**Set exercise:**
Skip the pictures. Transcribe the rest of the data below without changing a word.

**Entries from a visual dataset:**
....

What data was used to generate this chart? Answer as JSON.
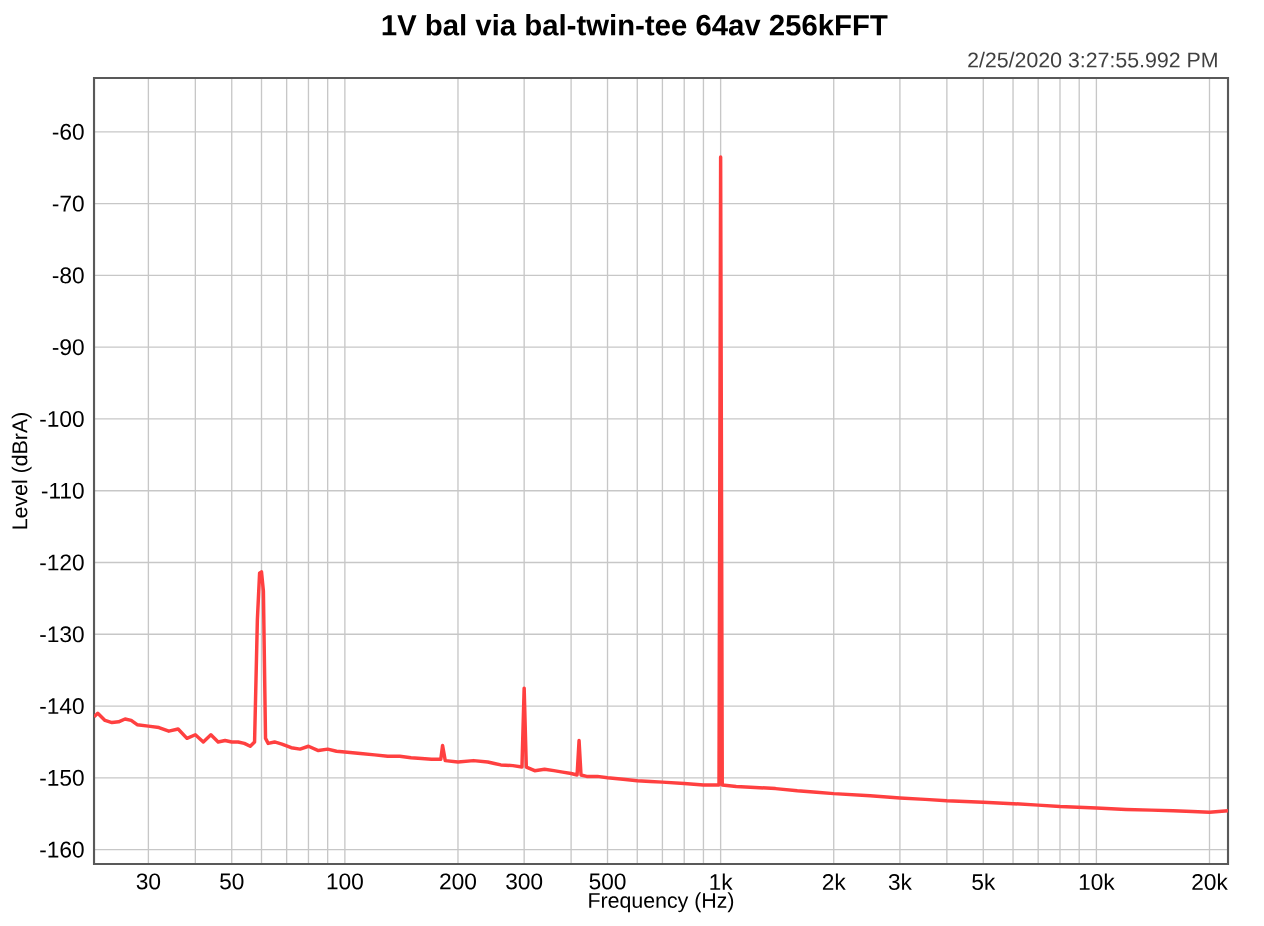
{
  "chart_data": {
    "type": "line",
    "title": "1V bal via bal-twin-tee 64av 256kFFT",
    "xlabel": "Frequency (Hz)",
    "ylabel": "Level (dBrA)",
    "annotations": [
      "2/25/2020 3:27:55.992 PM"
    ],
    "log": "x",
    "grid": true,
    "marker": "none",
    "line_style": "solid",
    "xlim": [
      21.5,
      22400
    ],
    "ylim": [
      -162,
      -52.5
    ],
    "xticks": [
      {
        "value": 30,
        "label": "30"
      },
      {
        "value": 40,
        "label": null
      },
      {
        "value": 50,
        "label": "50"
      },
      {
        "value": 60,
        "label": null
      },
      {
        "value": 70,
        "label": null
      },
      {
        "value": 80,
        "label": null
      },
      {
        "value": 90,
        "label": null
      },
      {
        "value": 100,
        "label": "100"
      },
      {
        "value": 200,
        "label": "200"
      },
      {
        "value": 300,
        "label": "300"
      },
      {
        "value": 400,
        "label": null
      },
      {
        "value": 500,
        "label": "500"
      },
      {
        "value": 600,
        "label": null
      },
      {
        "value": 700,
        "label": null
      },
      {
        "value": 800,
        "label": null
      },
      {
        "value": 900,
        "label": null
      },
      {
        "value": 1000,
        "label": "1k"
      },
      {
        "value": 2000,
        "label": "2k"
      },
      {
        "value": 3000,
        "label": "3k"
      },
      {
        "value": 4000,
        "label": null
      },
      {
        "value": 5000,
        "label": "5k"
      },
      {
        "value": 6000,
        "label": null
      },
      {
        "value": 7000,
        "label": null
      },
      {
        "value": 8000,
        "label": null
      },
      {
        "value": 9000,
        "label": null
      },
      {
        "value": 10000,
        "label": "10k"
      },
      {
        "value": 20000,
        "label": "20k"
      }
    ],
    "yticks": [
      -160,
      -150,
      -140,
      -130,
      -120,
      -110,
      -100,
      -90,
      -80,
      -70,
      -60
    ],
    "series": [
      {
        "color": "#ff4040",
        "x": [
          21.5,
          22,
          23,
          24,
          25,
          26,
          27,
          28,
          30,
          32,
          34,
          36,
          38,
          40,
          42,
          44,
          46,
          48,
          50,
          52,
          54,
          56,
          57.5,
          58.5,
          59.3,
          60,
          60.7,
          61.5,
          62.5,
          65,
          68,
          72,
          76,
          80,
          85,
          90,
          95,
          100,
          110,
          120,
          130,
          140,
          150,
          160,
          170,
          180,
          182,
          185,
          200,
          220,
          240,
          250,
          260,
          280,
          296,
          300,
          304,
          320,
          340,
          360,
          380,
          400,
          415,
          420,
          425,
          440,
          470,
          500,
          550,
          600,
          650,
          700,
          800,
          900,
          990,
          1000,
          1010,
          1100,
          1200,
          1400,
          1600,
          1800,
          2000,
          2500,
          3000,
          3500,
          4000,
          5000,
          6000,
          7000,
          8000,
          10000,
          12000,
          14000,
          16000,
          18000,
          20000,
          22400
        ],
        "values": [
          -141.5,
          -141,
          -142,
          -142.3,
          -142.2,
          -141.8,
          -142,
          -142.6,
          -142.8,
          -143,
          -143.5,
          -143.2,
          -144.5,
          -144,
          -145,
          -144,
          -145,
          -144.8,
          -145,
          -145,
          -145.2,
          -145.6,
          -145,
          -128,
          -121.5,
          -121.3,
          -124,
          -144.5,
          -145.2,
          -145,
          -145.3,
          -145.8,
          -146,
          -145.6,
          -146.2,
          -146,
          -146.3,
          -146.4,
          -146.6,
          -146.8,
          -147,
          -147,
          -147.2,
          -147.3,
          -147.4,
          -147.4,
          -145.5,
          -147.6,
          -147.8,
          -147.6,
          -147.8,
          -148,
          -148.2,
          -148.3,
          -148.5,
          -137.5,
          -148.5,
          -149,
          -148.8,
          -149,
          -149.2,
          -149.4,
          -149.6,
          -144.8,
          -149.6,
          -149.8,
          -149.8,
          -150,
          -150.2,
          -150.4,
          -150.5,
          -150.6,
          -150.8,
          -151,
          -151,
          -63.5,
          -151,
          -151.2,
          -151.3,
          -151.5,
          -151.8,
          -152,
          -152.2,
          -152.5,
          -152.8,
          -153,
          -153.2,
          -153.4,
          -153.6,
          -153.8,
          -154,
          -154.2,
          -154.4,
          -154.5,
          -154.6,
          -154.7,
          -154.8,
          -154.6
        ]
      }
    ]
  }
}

....

**Finished exercise:**
What data was used to generate this chart? Answer as JSON.
{
  "chart_data": {
    "type": "line",
    "title": "1V bal via bal-twin-tee 64av 256kFFT",
    "xlabel": "Frequency (Hz)",
    "ylabel": "Level (dBrA)",
    "annotations": [
      "2/25/2020 3:27:55.992 PM"
    ],
    "log": "x",
    "grid": true,
    "marker": "none",
    "line_style": "solid",
    "xlim": [
      21.5,
      22400
    ],
    "ylim": [
      -162,
      -52.5
    ],
    "xticks": [
      {
        "value": 30,
        "label": "30"
      },
      {
        "value": 40,
        "label": null
      },
      {
        "value": 50,
        "label": "50"
      },
      {
        "value": 60,
        "label": null
      },
      {
        "value": 70,
        "label": null
      },
      {
        "value": 80,
        "label": null
      },
      {
        "value": 90,
        "label": null
      },
      {
        "value": 100,
        "label": "100"
      },
      {
        "value": 200,
        "label": "200"
      },
      {
        "value": 300,
        "label": "300"
      },
      {
        "value": 400,
        "label": null
      },
      {
        "value": 500,
        "label": "500"
      },
      {
        "value": 600,
        "label": null
      },
      {
        "value": 700,
        "label": null
      },
      {
        "value": 800,
        "label": null
      },
      {
        "value": 900,
        "label": null
      },
      {
        "value": 1000,
        "label": "1k"
      },
      {
        "value": 2000,
        "label": "2k"
      },
      {
        "value": 3000,
        "label": "3k"
      },
      {
        "value": 4000,
        "label": null
      },
      {
        "value": 5000,
        "label": "5k"
      },
      {
        "value": 6000,
        "label": null
      },
      {
        "value": 7000,
        "label": null
      },
      {
        "value": 8000,
        "label": null
      },
      {
        "value": 9000,
        "label": null
      },
      {
        "value": 10000,
        "label": "10k"
      },
      {
        "value": 20000,
        "label": "20k"
      }
    ],
    "yticks": [
      -160,
      -150,
      -140,
      -130,
      -120,
      -110,
      -100,
      -90,
      -80,
      -70,
      -60
    ],
    "series": [
      {
        "color": "#ff4040",
        "x": [
          21.5,
          22,
          23,
          24,
          25,
          26,
          27,
          28,
          30,
          32,
          34,
          36,
          38,
          40,
          42,
          44,
          46,
          48,
          50,
          52,
          54,
          56,
          57.5,
          58.5,
          59.3,
          60,
          60.7,
          61.5,
          62.5,
          65,
          68,
          72,
          76,
          80,
          85,
          90,
          95,
          100,
          110,
          120,
          130,
          140,
          150,
          160,
          170,
          180,
          182,
          185,
          200,
          220,
          240,
          250,
          260,
          280,
          296,
          300,
          304,
          320,
          340,
          360,
          380,
          400,
          415,
          420,
          425,
          440,
          470,
          500,
          550,
          600,
          650,
          700,
          800,
          900,
          990,
          1000,
          1010,
          1100,
          1200,
          1400,
          1600,
          1800,
          2000,
          2500,
          3000,
          3500,
          4000,
          5000,
          6000,
          7000,
          8000,
          10000,
          12000,
          14000,
          16000,
          18000,
          20000,
          22400
        ],
        "values": [
          -141.5,
          -141,
          -142,
          -142.3,
          -142.2,
          -141.8,
          -142,
          -142.6,
          -142.8,
          -143,
          -143.5,
          -143.2,
          -144.5,
          -144,
          -145,
          -144,
          -145,
          -144.8,
          -145,
          -145,
          -145.2,
          -145.6,
          -145,
          -128,
          -121.5,
          -121.3,
          -124,
          -144.5,
          -145.2,
          -145,
          -145.3,
          -145.8,
          -146,
          -145.6,
          -146.2,
          -146,
          -146.3,
          -146.4,
          -146.6,
          -146.8,
          -147,
          -147,
          -147.2,
          -147.3,
          -147.4,
          -147.4,
          -145.5,
          -147.6,
          -147.8,
          -147.6,
          -147.8,
          -148,
          -148.2,
          -148.3,
          -148.5,
          -137.5,
          -148.5,
          -149,
          -148.8,
          -149,
          -149.2,
          -149.4,
          -149.6,
          -144.8,
          -149.6,
          -149.8,
          -149.8,
          -150,
          -150.2,
          -150.4,
          -150.5,
          -150.6,
          -150.8,
          -151,
          -151,
          -63.5,
          -151,
          -151.2,
          -151.3,
          -151.5,
          -151.8,
          -152,
          -152.2,
          -152.5,
          -152.8,
          -153,
          -153.2,
          -153.4,
          -153.6,
          -153.8,
          -154,
          -154.2,
          -154.4,
          -154.5,
          -154.6,
          -154.7,
          -154.8,
          -154.6
        ]
      }
    ]
  }
}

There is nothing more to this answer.